_Raw data_

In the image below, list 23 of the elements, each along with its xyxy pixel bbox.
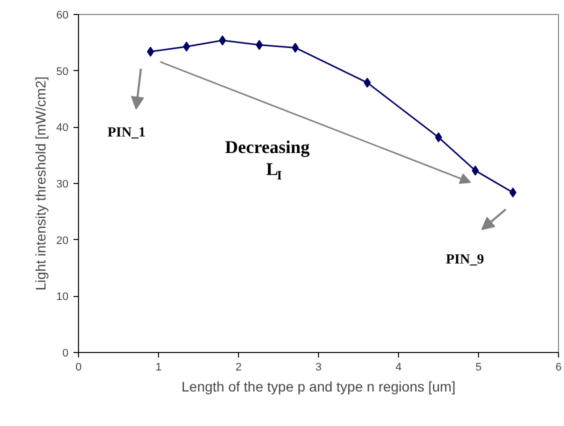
x-tick-label: 1 <box>155 362 162 374</box>
y-tick-label: 60 <box>56 10 69 22</box>
y-tick-label: 40 <box>56 122 69 134</box>
y-axis-title: Light intensity threshold [mW/cm2] <box>32 76 48 290</box>
point <box>509 188 516 198</box>
point <box>256 40 263 50</box>
x-axis-title: Length of the type p and type n regions [um] <box>182 378 456 394</box>
y-tick-label: 10 <box>56 291 69 304</box>
x-tick-label: 3 <box>315 362 322 374</box>
y-tick-label: 20 <box>56 234 69 247</box>
x-tick-label: 4 <box>395 362 402 374</box>
x-tick-label: 2 <box>235 362 242 374</box>
x-tick-label: 6 <box>555 362 562 374</box>
x-tick-label: 0 <box>75 362 82 374</box>
y-tick-label: 0 <box>62 348 69 360</box>
annotation: PIN_9 <box>446 252 484 268</box>
point <box>364 78 371 88</box>
annotation: PIN_1 <box>107 125 146 140</box>
point <box>292 42 299 53</box>
y-tick-label: 30 <box>56 178 69 190</box>
y-tick-label: 50 <box>56 66 69 78</box>
x-tick-label: 5 <box>475 362 482 374</box>
point <box>472 166 479 176</box>
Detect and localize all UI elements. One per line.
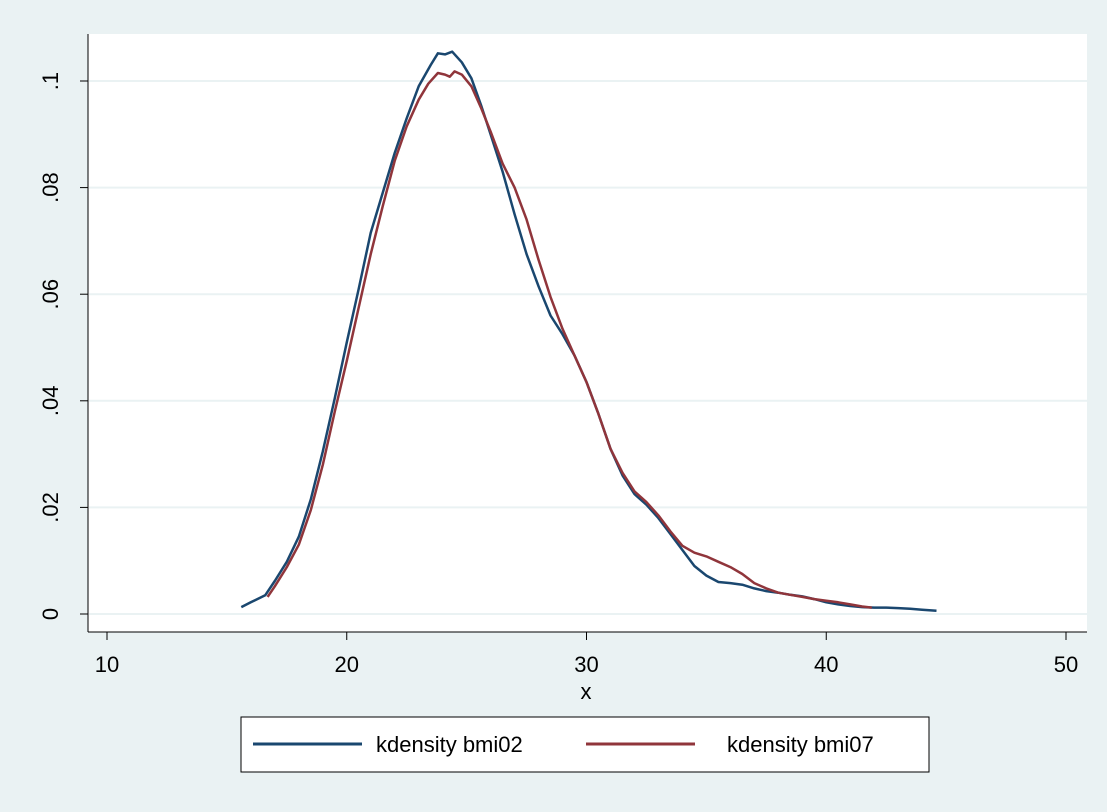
x-axis-ticks: 10 20 30 40 50 [95, 632, 1078, 677]
gridlines [89, 80, 1087, 615]
x-axis-label: x [581, 679, 592, 704]
legend-label-bmi07: kdensity bmi07 [727, 732, 874, 757]
y-tick-label: .08 [38, 172, 63, 203]
legend-label-bmi02: kdensity bmi02 [376, 732, 523, 757]
x-tick-label: 30 [574, 652, 598, 677]
y-tick-label: .02 [38, 492, 63, 523]
y-tick-label: .04 [38, 386, 63, 417]
y-tick-label: 0 [38, 608, 63, 620]
y-tick-label: .1 [38, 72, 63, 90]
legend: kdensity bmi02 kdensity bmi07 [240, 716, 930, 773]
x-tick-label: 20 [335, 652, 359, 677]
series-lines [240, 50, 937, 613]
plot-area [88, 34, 1087, 632]
x-tick-label: 10 [95, 652, 119, 677]
x-tick-label: 50 [1054, 652, 1078, 677]
y-tick-label: .06 [38, 279, 63, 310]
x-tick-label: 40 [814, 652, 838, 677]
y-axis-ticks: 0 .02 .04 .06 .08 .1 [38, 72, 88, 620]
series-line-kdensity-bmi07 [266, 70, 872, 609]
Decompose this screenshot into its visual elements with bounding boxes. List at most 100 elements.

_Exercise directions_
Reproduce the data above, switching "x-tick-label" to "x-axis-tick" everywhere it appears and changing nothing else. Omit the pictures from your answer.

_The answer_
In the image below, list 23 of the elements, each along with its xyxy pixel bbox.
x-axis-tick: 1 <box>155 362 162 374</box>
y-tick-label: 60 <box>56 10 69 22</box>
y-tick-label: 40 <box>56 122 69 134</box>
y-axis-title: Light intensity threshold [mW/cm2] <box>32 76 48 290</box>
point <box>509 188 516 198</box>
point <box>256 40 263 50</box>
x-axis-title: Length of the type p and type n regions [um] <box>182 378 456 394</box>
y-tick-label: 10 <box>56 291 69 304</box>
x-axis-tick: 3 <box>315 362 322 374</box>
y-tick-label: 20 <box>56 234 69 247</box>
x-axis-tick: 4 <box>395 362 402 374</box>
x-axis-tick: 2 <box>235 362 242 374</box>
x-axis-tick: 6 <box>555 362 562 374</box>
x-axis-tick: 0 <box>75 362 82 374</box>
y-tick-label: 0 <box>62 348 69 360</box>
annotation: PIN_9 <box>446 252 484 268</box>
point <box>364 78 371 88</box>
annotation: PIN_1 <box>107 125 146 140</box>
point <box>292 42 299 53</box>
y-tick-label: 30 <box>56 178 69 190</box>
y-tick-label: 50 <box>56 66 69 78</box>
x-axis-tick: 5 <box>475 362 482 374</box>
point <box>472 166 479 176</box>
Detect and localize all UI elements. One per line.
x-axis-ticks: 10 20 30 40 50 [95, 632, 1078, 677]
gridlines [89, 80, 1087, 615]
x-axis-label: x [581, 679, 592, 704]
legend-label-bmi07: kdensity bmi07 [727, 732, 874, 757]
y-tick-label: .08 [38, 172, 63, 203]
legend-label-bmi02: kdensity bmi02 [376, 732, 523, 757]
x-axis-tick: 30 [574, 652, 598, 677]
y-tick-label: .02 [38, 492, 63, 523]
y-tick-label: .04 [38, 386, 63, 417]
y-tick-label: 0 [38, 608, 63, 620]
y-tick-label: .1 [38, 72, 63, 90]
legend: kdensity bmi02 kdensity bmi07 [240, 716, 930, 773]
x-axis-tick: 20 [335, 652, 359, 677]
series-lines [240, 50, 937, 613]
plot-area [88, 34, 1087, 632]
x-axis-tick: 10 [95, 652, 119, 677]
x-axis-tick: 50 [1054, 652, 1078, 677]
y-tick-label: .06 [38, 279, 63, 310]
x-axis-tick: 40 [814, 652, 838, 677]
y-axis-ticks: 0 .02 .04 .06 .08 .1 [38, 72, 88, 620]
series-line-kdensity-bmi07 [266, 70, 872, 609]
Decompose this screenshot into its visual elements with bounding boxes. List at most 100 elements.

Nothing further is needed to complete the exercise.